Transcribe the passage of the article on the trace-metal ocean atlas, from "AlfredWegenerlogoA new digital" up to and including "the Indian Ocean.".

> _PASSAGE SHOWN_:

= = = =

New 3D Atlas Makes Trace Metals in the Ocean Visible

AlfredWegenerlogoA new digital 3D atlas reveals on first glance that the ocean has a long memory. At a depth of about 500 to 2,000 meters a red band runs across the Atlantic Ocean, indicating that presumably a large portion of the lead that used to pour out of the exhaust pipes of our cars prior to the introduction of unleaded petrol in North America and Europe floats around down there. However, lead is only one of many trace substances whose distribution in the oceans becomes visible in such detail for the first time. In a great global effort over 30 institutes from ten countries are currently working on an international project entitled “Geotraces” in order to track down and visualize sources, sinks and distribution pathways of iron, cadmium, lead, etc. in the ocean. The new 3D atlas shows initial intermediate results for the Atlantic, the Arctic and the Indian Ocean.

metalsinoceanLead concentrations in the Atlantic

 

At a depth of about 500 to 2,000 meters a red band runs across the Atlantic Ocean. It indicates relatively high lead concentrations. The increased concentrations are due to emissions of car exhaust gases in Europe and North America that found their way into the environment prior to the introduction of unleaded petrol. In the same section water layers above a depth of 500 metres contain considerably less lead (green colour). These concentrations did not appear on the surface of the ocean until after the ban on leaded petrol and have not yet mixed with the deeper water layers. In the image Europe and Africa are on the left while the east coast of North and South America is on the right; the viewing direction is from northeast to southwest. Graphics: Reiner Schlitzer, Alfred Wegener Institute

 

“But we not only find traces of past pollution in the case of lead, we can also see that environmental policy countermeasures are having an effect,” says Dr. Reiner Schlitzer from the Alfred Wegener Institute, Helmholtz Centre for Polar and Marine Research in Bremerhaven, who developed the three-dimensional atlas. For the same image of the Atlantic reveals that water layers above 500 meters contain substantially lower lead concentrations. They first appeared on the surface of the ocean after the ban on leaded petrol and have not yet mixed with the deeper water layers.

= = = =

> _Document understanding data_:
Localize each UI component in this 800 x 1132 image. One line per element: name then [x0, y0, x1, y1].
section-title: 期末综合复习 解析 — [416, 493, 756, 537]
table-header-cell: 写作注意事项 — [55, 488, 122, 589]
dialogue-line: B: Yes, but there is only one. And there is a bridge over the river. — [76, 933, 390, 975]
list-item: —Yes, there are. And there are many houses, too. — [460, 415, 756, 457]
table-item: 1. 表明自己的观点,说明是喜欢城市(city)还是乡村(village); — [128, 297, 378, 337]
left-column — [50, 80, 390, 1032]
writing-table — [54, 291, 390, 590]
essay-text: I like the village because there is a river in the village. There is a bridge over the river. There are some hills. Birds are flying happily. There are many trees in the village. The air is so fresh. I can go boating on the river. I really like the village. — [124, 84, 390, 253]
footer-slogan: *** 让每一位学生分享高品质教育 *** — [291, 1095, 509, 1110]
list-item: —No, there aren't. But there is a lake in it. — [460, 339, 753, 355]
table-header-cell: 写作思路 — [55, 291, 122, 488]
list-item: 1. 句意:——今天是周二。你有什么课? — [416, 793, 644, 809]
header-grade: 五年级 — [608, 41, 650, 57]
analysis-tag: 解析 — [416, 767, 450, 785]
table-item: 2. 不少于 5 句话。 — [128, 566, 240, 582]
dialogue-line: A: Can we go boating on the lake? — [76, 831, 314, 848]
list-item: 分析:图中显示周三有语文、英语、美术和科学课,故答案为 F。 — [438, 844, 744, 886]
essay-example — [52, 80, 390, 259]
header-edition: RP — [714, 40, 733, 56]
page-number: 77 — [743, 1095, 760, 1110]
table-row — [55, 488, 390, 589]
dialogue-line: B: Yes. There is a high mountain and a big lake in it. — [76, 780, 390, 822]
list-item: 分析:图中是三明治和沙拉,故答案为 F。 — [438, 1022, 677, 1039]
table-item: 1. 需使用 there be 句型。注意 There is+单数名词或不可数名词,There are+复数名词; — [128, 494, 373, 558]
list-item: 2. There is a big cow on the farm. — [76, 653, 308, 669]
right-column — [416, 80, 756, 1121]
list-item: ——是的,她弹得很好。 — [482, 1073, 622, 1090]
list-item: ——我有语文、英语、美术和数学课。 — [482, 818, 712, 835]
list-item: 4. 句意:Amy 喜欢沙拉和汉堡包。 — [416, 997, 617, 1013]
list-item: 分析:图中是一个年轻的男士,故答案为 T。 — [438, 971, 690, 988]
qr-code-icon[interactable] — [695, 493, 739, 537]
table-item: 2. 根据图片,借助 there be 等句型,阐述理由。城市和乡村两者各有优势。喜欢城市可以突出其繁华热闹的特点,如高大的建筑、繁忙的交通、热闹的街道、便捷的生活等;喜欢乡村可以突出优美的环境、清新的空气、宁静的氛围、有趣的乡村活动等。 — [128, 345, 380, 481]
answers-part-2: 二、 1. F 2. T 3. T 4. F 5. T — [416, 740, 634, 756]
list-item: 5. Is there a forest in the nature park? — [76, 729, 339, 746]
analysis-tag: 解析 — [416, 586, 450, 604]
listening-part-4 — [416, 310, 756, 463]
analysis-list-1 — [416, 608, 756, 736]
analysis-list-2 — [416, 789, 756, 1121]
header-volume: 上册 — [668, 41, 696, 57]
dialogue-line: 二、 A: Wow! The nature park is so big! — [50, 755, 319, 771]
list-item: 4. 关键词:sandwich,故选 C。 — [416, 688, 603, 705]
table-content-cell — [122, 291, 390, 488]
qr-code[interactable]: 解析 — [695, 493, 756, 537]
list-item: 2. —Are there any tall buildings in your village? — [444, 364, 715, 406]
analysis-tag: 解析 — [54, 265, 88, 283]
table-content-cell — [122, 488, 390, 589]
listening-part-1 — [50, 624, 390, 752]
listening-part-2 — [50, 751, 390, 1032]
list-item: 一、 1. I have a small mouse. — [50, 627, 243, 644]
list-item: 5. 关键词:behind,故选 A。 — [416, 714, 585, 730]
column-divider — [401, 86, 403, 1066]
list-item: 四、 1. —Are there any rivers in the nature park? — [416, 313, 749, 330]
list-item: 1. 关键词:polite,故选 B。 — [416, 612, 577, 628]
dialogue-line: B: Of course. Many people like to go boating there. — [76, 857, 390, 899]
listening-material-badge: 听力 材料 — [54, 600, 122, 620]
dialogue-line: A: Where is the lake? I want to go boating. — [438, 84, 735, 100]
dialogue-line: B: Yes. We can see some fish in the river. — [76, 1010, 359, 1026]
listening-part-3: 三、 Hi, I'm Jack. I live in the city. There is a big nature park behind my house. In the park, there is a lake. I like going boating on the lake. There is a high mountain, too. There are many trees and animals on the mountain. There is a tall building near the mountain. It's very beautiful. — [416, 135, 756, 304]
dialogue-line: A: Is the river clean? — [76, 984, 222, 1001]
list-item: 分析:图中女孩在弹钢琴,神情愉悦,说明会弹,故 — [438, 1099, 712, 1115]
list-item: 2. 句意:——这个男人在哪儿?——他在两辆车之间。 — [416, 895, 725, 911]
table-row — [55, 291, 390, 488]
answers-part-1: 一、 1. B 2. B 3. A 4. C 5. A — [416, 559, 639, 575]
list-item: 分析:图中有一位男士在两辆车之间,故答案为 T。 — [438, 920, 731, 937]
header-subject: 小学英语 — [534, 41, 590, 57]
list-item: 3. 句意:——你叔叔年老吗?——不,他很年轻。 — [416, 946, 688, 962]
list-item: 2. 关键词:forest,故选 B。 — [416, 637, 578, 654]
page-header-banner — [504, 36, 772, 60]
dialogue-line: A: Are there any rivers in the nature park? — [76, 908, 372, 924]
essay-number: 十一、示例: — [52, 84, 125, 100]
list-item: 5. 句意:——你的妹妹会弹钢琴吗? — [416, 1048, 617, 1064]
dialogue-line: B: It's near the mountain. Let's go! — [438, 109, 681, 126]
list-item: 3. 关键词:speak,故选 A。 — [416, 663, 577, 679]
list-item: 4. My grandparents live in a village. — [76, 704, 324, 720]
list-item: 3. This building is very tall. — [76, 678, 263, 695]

= = = =

> _SOLUTION FOR THIS EXERCISE_:
AlfredWegenerlogoA new digital 3D atlas reveals on first glance that the ocean has a long memory. At a depth of about 500 to 2,000 meters a red band runs across the Atlantic Ocean, indicating that presumably a large portion of the lead that used to pour out of the exhaust pipes of our cars prior to the introduction of unleaded petrol in North America and Europe floats around down there. However, lead is only one of many trace substances whose distribution in the oceans becomes visible in such detail for the first time. In a great global effort over 30 institutes from ten countries are currently working on an international project entitled “Geotraces” in order to track down and visualize sources, sinks and distribution pathways of iron, cadmium, lead, etc. in the ocean. The new 3D atlas shows initial intermediate results for the Atlantic, the Arctic and the Indian Ocean.